» Problem statement
Give nothing except the number of lines containing the word "page".

» Recorded information
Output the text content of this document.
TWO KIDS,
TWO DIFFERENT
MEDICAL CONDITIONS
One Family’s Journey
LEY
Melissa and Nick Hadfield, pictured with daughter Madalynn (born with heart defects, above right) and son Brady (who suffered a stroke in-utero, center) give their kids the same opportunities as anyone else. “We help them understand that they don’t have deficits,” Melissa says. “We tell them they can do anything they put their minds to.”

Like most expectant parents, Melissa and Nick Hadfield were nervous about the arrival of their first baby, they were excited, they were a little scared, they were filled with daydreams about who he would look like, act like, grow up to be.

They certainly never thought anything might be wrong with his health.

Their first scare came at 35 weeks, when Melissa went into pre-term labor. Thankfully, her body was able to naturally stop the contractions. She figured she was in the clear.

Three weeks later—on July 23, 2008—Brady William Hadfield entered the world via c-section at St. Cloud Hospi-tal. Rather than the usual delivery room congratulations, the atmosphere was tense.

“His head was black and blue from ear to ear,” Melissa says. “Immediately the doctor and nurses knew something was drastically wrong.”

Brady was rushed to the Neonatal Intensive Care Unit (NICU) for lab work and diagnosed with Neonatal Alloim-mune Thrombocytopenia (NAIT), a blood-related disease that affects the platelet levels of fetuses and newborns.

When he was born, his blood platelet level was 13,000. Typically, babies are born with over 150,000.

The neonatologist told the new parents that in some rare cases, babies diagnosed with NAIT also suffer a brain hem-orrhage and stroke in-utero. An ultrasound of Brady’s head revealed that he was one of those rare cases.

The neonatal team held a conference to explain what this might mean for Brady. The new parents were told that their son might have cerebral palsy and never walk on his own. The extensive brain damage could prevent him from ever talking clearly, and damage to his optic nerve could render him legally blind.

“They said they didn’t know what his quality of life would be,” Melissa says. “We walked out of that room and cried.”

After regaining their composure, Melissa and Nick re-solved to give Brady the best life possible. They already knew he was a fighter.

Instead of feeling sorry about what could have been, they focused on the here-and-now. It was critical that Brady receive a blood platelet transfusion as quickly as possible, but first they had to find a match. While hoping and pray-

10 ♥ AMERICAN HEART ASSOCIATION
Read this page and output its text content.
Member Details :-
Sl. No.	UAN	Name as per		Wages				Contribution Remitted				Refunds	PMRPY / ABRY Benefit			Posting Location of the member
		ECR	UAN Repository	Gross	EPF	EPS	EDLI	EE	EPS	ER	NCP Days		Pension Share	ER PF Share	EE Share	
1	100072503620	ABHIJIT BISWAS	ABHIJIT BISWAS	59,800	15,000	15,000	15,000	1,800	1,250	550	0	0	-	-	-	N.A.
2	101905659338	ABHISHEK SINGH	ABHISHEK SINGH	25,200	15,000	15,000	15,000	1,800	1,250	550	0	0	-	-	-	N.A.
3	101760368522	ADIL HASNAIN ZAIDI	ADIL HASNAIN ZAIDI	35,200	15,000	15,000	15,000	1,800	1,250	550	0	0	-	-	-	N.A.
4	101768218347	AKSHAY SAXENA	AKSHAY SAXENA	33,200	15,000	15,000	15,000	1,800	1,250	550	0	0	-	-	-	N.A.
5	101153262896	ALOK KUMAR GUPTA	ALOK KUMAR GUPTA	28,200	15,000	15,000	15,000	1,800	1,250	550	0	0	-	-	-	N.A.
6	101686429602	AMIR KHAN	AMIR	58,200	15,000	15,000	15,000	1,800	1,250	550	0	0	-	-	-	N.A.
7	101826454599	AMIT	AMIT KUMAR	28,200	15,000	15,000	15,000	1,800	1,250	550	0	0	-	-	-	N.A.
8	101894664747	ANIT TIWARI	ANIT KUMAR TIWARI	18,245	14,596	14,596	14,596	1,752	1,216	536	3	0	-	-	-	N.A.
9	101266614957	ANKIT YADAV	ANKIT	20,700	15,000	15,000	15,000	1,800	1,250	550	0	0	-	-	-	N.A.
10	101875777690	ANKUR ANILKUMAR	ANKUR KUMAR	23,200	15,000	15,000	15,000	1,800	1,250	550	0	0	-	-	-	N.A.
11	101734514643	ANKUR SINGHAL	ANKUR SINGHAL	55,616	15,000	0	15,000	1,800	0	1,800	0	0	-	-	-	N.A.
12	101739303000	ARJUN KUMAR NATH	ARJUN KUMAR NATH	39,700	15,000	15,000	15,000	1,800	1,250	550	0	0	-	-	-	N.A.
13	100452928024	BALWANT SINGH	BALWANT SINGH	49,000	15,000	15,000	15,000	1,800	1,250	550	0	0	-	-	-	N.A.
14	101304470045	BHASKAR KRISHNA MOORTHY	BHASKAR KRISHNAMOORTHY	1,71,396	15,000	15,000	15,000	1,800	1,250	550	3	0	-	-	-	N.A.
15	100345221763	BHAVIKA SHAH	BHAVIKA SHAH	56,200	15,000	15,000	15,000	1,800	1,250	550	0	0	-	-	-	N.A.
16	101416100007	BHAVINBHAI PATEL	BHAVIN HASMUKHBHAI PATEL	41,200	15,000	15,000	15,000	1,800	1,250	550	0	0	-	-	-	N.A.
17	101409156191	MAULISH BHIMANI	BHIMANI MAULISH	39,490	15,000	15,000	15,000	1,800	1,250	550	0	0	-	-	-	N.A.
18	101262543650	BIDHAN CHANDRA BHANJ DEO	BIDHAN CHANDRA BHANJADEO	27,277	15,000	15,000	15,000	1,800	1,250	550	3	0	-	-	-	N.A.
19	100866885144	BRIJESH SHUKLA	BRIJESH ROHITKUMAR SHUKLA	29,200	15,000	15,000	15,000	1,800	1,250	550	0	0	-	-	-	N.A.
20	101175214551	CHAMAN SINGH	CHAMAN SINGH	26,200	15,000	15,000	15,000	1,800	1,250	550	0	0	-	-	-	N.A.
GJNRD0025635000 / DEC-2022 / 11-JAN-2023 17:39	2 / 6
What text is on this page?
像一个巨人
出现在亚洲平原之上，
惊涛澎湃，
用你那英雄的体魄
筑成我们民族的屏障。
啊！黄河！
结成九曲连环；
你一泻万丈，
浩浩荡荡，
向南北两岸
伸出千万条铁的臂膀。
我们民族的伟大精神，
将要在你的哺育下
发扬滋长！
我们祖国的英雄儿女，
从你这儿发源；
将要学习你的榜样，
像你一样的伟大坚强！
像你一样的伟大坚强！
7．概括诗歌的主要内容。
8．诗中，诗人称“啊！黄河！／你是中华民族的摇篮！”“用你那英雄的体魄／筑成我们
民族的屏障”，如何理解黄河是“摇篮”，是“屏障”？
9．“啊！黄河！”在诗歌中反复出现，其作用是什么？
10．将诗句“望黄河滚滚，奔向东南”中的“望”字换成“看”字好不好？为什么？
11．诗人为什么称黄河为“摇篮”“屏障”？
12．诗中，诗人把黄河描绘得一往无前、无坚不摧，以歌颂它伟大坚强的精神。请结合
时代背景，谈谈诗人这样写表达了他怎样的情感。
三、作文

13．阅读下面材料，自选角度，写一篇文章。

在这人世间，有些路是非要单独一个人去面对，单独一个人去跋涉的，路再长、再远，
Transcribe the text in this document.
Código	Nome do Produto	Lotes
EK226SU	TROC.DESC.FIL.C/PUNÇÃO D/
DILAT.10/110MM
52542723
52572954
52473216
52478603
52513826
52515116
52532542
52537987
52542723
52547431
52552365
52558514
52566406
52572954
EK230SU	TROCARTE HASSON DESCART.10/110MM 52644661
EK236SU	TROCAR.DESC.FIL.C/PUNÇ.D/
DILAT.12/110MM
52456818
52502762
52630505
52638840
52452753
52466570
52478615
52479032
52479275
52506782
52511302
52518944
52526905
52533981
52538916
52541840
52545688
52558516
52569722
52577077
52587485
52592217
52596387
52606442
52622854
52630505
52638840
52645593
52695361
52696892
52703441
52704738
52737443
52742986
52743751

» Response to this exercise
2